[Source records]
☆ ☆ ☆
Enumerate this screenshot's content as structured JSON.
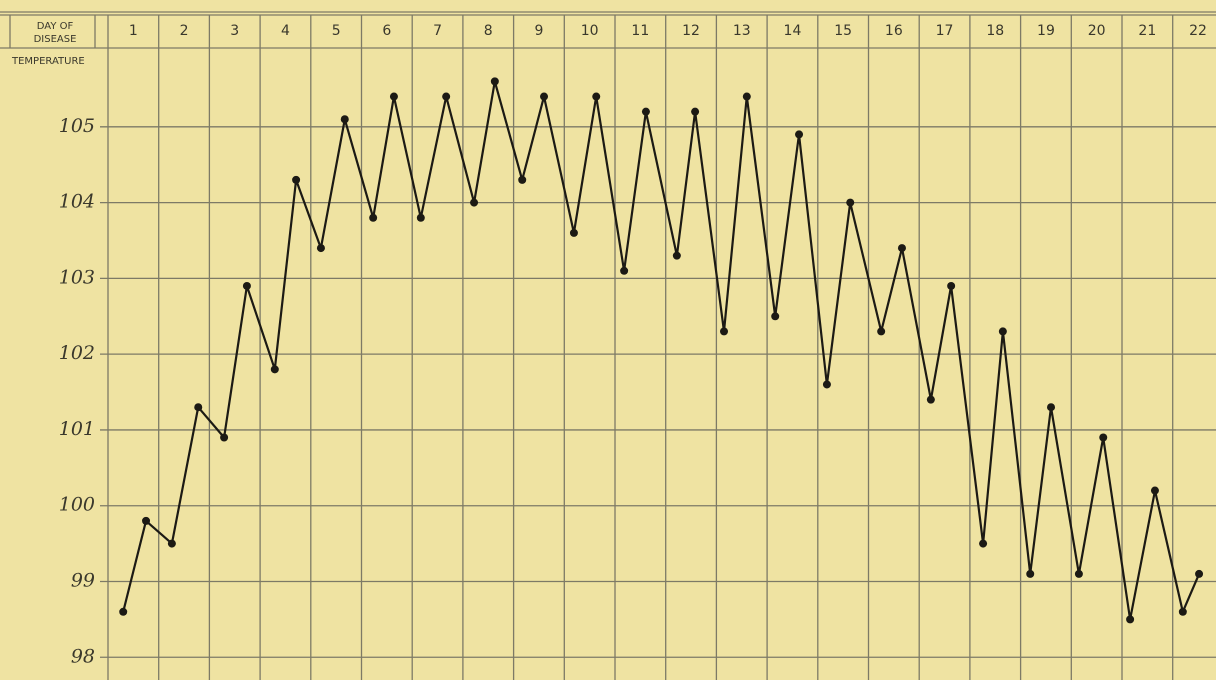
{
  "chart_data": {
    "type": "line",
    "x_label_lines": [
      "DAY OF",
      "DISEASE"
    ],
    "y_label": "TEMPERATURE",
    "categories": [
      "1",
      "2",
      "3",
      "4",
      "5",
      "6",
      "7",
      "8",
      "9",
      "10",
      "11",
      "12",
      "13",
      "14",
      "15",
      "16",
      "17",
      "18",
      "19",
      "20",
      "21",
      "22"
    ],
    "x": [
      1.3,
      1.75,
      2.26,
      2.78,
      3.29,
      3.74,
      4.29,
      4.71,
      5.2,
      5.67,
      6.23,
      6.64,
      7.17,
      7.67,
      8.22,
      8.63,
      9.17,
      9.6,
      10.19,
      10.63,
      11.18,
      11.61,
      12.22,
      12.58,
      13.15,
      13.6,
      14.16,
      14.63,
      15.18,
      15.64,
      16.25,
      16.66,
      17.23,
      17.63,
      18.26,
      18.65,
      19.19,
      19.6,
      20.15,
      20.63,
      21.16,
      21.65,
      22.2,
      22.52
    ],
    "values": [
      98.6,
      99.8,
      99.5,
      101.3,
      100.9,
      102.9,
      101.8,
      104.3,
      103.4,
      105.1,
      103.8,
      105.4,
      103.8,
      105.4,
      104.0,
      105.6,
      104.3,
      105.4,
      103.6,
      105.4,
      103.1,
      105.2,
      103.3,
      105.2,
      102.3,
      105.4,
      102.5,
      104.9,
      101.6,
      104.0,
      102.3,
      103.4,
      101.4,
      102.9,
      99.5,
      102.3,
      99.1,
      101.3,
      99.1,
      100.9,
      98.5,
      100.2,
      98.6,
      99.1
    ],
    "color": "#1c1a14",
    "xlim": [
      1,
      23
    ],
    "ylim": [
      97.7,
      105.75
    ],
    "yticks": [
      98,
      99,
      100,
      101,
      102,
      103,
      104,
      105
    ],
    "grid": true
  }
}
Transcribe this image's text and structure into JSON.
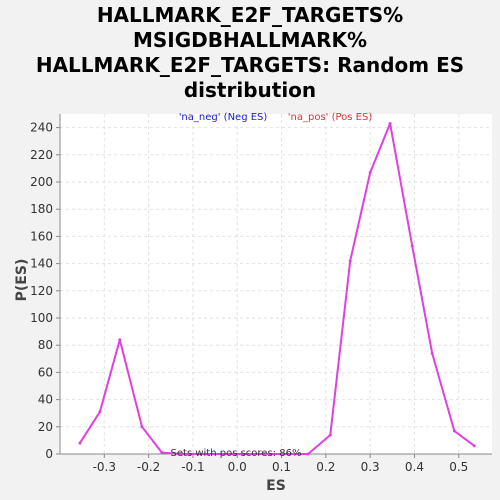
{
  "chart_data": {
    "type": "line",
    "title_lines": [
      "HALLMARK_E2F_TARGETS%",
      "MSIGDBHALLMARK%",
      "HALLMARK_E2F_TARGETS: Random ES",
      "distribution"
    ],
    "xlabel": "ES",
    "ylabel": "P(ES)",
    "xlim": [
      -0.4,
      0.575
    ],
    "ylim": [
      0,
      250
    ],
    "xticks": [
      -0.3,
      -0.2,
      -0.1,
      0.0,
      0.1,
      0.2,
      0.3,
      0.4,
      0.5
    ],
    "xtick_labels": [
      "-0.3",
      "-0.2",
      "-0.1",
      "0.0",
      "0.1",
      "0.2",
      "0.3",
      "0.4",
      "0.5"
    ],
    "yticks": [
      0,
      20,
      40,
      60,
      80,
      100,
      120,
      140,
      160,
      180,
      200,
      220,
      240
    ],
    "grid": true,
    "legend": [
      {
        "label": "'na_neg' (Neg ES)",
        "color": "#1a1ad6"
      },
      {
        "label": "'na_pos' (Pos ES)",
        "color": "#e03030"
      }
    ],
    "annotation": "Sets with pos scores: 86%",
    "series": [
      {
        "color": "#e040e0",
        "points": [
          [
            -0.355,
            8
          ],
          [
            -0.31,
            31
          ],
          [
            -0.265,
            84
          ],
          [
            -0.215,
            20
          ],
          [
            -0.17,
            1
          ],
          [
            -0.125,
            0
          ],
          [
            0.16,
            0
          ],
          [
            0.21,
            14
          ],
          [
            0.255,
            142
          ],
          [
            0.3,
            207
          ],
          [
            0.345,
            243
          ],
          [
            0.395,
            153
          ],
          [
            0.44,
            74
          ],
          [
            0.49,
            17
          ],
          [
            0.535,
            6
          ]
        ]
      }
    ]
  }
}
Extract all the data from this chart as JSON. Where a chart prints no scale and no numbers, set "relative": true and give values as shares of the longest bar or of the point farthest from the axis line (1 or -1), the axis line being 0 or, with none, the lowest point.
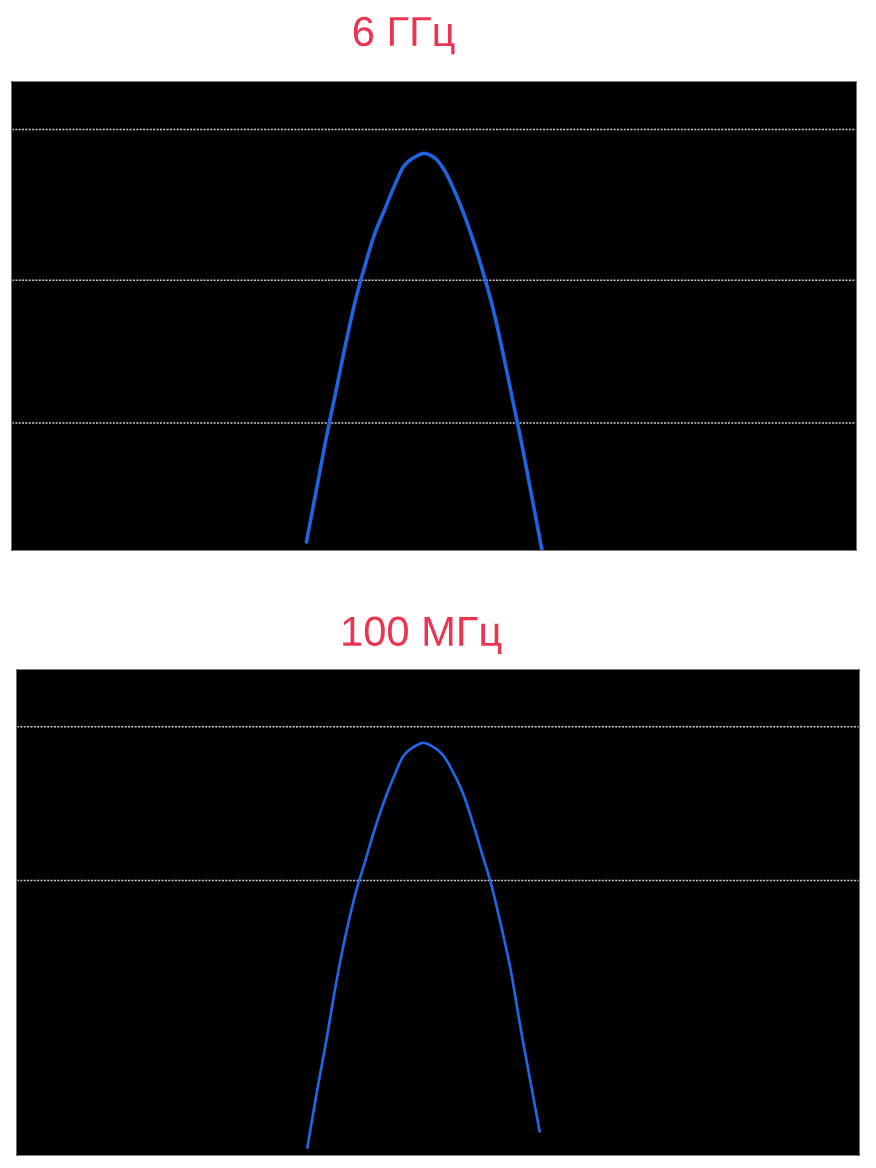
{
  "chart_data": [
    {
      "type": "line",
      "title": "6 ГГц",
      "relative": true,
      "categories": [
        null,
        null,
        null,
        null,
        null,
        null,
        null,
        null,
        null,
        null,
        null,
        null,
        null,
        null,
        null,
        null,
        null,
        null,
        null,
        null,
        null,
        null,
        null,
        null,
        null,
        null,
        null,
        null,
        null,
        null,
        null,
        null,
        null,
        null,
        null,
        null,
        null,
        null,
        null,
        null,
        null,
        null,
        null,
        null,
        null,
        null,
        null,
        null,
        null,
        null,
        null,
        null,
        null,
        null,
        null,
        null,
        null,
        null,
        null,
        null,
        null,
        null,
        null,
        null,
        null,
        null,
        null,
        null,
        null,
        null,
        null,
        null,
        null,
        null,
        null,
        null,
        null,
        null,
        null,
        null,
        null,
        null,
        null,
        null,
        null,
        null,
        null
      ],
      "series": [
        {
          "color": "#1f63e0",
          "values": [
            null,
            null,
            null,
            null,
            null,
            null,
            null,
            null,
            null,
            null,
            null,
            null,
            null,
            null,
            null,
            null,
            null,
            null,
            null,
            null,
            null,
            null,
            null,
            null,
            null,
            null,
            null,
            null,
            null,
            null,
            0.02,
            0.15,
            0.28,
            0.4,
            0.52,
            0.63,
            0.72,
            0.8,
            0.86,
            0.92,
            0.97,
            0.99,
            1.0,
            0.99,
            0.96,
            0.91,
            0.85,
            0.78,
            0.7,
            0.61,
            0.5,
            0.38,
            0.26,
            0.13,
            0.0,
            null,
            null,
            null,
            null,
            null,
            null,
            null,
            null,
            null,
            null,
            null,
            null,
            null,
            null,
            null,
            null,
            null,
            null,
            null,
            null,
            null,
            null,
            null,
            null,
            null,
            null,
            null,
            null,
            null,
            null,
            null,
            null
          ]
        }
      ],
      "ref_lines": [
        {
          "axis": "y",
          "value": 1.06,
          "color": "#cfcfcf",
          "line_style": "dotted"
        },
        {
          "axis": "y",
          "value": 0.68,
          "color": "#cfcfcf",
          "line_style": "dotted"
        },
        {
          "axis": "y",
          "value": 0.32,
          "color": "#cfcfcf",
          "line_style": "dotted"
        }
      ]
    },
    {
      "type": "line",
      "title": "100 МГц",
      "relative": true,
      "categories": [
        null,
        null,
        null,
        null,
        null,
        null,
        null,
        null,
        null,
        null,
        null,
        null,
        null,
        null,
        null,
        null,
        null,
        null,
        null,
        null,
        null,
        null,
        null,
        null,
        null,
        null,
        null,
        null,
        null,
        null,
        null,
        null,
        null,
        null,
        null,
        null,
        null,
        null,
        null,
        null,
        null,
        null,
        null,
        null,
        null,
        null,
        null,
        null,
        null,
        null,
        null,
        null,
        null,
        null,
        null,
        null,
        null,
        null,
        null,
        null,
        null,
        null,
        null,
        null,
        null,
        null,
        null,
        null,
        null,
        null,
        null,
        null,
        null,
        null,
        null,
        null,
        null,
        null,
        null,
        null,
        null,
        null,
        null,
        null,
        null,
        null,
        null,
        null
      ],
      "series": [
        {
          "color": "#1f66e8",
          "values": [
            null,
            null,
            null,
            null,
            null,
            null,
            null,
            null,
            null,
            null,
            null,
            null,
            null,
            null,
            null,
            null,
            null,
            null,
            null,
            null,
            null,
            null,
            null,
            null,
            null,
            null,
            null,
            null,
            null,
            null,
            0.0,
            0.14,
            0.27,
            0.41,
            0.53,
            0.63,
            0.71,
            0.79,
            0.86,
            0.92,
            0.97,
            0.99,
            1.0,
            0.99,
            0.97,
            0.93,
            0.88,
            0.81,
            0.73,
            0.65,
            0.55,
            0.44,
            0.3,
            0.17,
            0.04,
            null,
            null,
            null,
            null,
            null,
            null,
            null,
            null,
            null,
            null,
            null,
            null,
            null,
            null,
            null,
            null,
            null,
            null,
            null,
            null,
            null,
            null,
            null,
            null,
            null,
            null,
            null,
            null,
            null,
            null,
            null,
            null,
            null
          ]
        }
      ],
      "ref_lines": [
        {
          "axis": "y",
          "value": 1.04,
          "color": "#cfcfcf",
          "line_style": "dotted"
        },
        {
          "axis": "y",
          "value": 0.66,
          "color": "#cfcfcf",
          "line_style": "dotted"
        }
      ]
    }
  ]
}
☆ ☆ ☆
- _What to do_
Which lines above contain "with"? Show each of them.

- _Worked answer_
    "annotation": "Sets with pos scores: 86%",
Extract all the data from this chart as JSON. Where a chart prints no scale and no numbers, set "relative": true and give values as shares of the longest bar or of the point farthest from the axis line (1 or -1), the axis line being 0 or, with none, the lowest point.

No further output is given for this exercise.